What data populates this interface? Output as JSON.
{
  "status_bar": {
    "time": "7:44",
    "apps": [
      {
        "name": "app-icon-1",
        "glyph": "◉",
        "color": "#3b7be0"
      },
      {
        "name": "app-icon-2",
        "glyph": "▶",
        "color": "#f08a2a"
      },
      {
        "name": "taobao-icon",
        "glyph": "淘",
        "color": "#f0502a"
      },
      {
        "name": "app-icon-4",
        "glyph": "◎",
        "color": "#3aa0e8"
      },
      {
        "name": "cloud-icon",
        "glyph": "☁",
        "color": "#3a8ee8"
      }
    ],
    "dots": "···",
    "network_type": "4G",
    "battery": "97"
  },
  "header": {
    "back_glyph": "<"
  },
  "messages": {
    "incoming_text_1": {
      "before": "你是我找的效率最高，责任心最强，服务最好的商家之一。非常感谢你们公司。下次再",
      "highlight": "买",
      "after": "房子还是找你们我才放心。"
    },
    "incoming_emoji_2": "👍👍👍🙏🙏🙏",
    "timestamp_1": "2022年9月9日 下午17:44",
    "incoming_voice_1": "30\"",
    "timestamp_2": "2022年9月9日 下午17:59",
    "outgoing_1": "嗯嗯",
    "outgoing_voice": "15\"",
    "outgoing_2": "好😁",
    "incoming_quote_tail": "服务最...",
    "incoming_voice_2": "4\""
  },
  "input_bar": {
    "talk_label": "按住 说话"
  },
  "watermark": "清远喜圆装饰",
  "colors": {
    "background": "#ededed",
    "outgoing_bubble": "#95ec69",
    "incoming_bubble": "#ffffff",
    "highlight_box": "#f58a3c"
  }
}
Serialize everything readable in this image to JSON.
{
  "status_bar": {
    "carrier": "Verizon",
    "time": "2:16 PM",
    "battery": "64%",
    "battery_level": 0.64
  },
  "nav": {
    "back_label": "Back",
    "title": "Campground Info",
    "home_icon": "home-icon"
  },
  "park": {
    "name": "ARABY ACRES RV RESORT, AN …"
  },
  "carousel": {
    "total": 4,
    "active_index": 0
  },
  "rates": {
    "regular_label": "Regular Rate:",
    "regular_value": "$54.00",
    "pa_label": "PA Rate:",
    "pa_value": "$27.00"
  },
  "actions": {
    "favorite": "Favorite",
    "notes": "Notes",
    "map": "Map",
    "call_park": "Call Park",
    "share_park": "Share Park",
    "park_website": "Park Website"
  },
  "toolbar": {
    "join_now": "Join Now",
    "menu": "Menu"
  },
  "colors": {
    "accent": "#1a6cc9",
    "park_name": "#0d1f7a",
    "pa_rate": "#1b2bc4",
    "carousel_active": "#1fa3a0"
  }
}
◇ ◇ ◇
• **Required work**
In this exercise, repeat all entries exactly.

• **Exercise result**
What data populates this interface? Output as JSON.
{
  "status_bar": {
    "time": "7:44",
    "apps": [
      {
        "name": "app-icon-1",
        "glyph": "◉",
        "color": "#3b7be0"
      },
      {
        "name": "app-icon-2",
        "glyph": "▶",
        "color": "#f08a2a"
      },
      {
        "name": "taobao-icon",
        "glyph": "淘",
        "color": "#f0502a"
      },
      {
        "name": "app-icon-4",
        "glyph": "◎",
        "color": "#3aa0e8"
      },
      {
        "name": "cloud-icon",
        "glyph": "☁",
        "color": "#3a8ee8"
      }
    ],
    "dots": "···",
    "network_type": "4G",
    "battery": "97"
  },
  "header": {
    "back_glyph": "<"
  },
  "messages": {
    "incoming_text_1": {
      "before": "你是我找的效率最高，责任心最强，服务最好的商家之一。非常感谢你们公司。下次再",
      "highlight": "买",
      "after": "房子还是找你们我才放心。"
    },
    "incoming_emoji_2": "👍👍👍🙏🙏🙏",
    "timestamp_1": "2022年9月9日 下午17:44",
    "incoming_voice_1": "30\"",
    "timestamp_2": "2022年9月9日 下午17:59",
    "outgoing_1": "嗯嗯",
    "outgoing_voice": "15\"",
    "outgoing_2": "好😁",
    "incoming_quote_tail": "服务最...",
    "incoming_voice_2": "4\""
  },
  "input_bar": {
    "talk_label": "按住 说话"
  },
  "watermark": "清远喜圆装饰",
  "colors": {
    "background": "#ededed",
    "outgoing_bubble": "#95ec69",
    "incoming_bubble": "#ffffff",
    "highlight_box": "#f58a3c"
  }
}
Serialize everything readable in this image to JSON.
{
  "status_bar": {
    "carrier": "Verizon",
    "time": "2:16 PM",
    "battery": "64%",
    "battery_level": 0.64
  },
  "nav": {
    "back_label": "Back",
    "title": "Campground Info",
    "home_icon": "home-icon"
  },
  "park": {
    "name": "ARABY ACRES RV RESORT, AN …"
  },
  "carousel": {
    "total": 4,
    "active_index": 0
  },
  "rates": {
    "regular_label": "Regular Rate:",
    "regular_value": "$54.00",
    "pa_label": "PA Rate:",
    "pa_value": "$27.00"
  },
  "actions": {
    "favorite": "Favorite",
    "notes": "Notes",
    "map": "Map",
    "call_park": "Call Park",
    "share_park": "Share Park",
    "park_website": "Park Website"
  },
  "toolbar": {
    "join_now": "Join Now",
    "menu": "Menu"
  },
  "colors": {
    "accent": "#1a6cc9",
    "park_name": "#0d1f7a",
    "pa_rate": "#1b2bc4",
    "carousel_active": "#1fa3a0"
  }
}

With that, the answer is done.